▸ **PROBLEM DETAILS**: From the entries below, pull out each line where "NOAA" appears.

▸ **INPUT RECORDS**:
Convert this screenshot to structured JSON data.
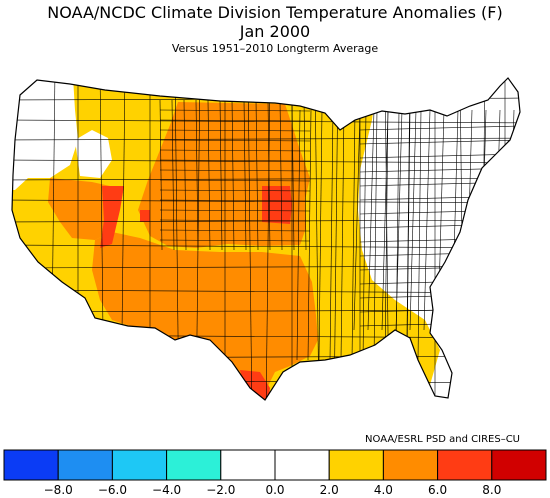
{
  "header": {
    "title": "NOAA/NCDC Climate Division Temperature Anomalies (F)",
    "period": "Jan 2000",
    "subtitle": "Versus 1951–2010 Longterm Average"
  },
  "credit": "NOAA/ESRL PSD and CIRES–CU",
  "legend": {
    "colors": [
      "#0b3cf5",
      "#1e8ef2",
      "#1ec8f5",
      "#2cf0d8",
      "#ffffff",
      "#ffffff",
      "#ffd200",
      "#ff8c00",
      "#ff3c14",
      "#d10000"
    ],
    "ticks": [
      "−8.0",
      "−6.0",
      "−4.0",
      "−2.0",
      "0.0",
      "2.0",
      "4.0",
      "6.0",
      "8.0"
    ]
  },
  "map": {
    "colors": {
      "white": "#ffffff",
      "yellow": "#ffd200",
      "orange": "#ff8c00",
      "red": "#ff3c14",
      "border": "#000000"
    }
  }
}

▸ **THE RESPONSE**:
    "title": "NOAA/NCDC Climate Division Temperature Anomalies (F)",
  "credit": "NOAA/ESRL PSD and CIRES–CU",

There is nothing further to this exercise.